#### [Saved data entries]
━━━━━━━━━━

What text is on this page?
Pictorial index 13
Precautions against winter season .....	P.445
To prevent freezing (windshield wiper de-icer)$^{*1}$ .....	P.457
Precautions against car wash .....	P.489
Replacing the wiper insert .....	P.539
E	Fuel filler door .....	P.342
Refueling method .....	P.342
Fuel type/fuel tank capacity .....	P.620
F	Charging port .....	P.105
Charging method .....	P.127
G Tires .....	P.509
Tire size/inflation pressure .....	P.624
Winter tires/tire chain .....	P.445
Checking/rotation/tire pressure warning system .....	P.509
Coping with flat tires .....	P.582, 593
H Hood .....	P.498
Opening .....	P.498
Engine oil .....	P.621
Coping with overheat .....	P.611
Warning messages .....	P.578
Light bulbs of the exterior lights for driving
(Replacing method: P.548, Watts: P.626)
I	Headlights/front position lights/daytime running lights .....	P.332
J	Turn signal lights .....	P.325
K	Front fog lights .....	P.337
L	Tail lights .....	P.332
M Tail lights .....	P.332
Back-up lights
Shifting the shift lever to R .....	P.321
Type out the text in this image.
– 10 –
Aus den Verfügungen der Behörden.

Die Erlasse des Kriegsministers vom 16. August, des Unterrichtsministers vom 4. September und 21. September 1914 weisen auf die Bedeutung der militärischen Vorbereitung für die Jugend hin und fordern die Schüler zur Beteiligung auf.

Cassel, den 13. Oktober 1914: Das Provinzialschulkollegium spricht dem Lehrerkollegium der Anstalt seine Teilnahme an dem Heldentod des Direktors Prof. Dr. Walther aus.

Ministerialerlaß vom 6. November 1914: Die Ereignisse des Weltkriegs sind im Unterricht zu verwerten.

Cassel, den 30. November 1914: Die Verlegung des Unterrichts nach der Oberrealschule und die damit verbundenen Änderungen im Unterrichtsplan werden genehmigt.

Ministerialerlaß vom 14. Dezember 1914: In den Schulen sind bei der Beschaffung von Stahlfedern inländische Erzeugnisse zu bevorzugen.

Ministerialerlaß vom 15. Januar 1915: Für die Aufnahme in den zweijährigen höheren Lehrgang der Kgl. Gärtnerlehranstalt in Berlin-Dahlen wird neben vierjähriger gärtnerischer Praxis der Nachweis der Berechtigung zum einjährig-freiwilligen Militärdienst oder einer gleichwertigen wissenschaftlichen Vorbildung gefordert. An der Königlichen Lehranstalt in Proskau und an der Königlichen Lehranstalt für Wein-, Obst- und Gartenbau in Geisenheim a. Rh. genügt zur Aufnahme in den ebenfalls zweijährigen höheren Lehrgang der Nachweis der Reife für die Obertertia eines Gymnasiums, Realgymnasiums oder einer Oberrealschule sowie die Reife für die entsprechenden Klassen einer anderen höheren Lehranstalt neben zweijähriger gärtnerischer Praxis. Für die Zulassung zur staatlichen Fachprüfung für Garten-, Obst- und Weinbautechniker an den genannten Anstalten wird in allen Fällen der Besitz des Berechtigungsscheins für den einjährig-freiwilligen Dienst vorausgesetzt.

━━━━━━━━━━

#### [AIM OF THE EXERCISE]
From the listing above, extract every line exactly as it stands.

#### [IN RESPONSE]
What text is on this page?
Pictorial index 13
Precautions against winter season .....	P.445
To prevent freezing (windshield wiper de-icer)$^{*1}$ .....	P.457
Precautions against car wash .....	P.489
Replacing the wiper insert .....	P.539
E	Fuel filler door .....	P.342
Refueling method .....	P.342
Fuel type/fuel tank capacity .....	P.620
F	Charging port .....	P.105
Charging method .....	P.127
G Tires .....	P.509
Tire size/inflation pressure .....	P.624
Winter tires/tire chain .....	P.445
Checking/rotation/tire pressure warning system .....	P.509
Coping with flat tires .....	P.582, 593
H Hood .....	P.498
Opening .....	P.498
Engine oil .....	P.621
Coping with overheat .....	P.611
Warning messages .....	P.578
Light bulbs of the exterior lights for driving
(Replacing method: P.548, Watts: P.626)
I	Headlights/front position lights/daytime running lights .....	P.332
J	Turn signal lights .....	P.325
K	Front fog lights .....	P.337
L	Tail lights .....	P.332
M Tail lights .....	P.332
Back-up lights
Shifting the shift lever to R .....	P.321
Type out the text in this image.
– 10 –
Aus den Verfügungen der Behörden.

Die Erlasse des Kriegsministers vom 16. August, des Unterrichtsministers vom 4. September und 21. September 1914 weisen auf die Bedeutung der militärischen Vorbereitung für die Jugend hin und fordern die Schüler zur Beteiligung auf.

Cassel, den 13. Oktober 1914: Das Provinzialschulkollegium spricht dem Lehrerkollegium der Anstalt seine Teilnahme an dem Heldentod des Direktors Prof. Dr. Walther aus.

Ministerialerlaß vom 6. November 1914: Die Ereignisse des Weltkriegs sind im Unterricht zu verwerten.

Cassel, den 30. November 1914: Die Verlegung des Unterrichts nach der Oberrealschule und die damit verbundenen Änderungen im Unterrichtsplan werden genehmigt.

Ministerialerlaß vom 14. Dezember 1914: In den Schulen sind bei der Beschaffung von Stahlfedern inländische Erzeugnisse zu bevorzugen.

Ministerialerlaß vom 15. Januar 1915: Für die Aufnahme in den zweijährigen höheren Lehrgang der Kgl. Gärtnerlehranstalt in Berlin-Dahlen wird neben vierjähriger gärtnerischer Praxis der Nachweis der Berechtigung zum einjährig-freiwilligen Militärdienst oder einer gleichwertigen wissenschaftlichen Vorbildung gefordert. An der Königlichen Lehranstalt in Proskau und an der Königlichen Lehranstalt für Wein-, Obst- und Gartenbau in Geisenheim a. Rh. genügt zur Aufnahme in den ebenfalls zweijährigen höheren Lehrgang der Nachweis der Reife für die Obertertia eines Gymnasiums, Realgymnasiums oder einer Oberrealschule sowie die Reife für die entsprechenden Klassen einer anderen höheren Lehranstalt neben zweijähriger gärtnerischer Praxis. Für die Zulassung zur staatlichen Fachprüfung für Garten-, Obst- und Weinbautechniker an den genannten Anstalten wird in allen Fällen der Besitz des Berechtigungsscheins für den einjährig-freiwilligen Dienst vorausgesetzt.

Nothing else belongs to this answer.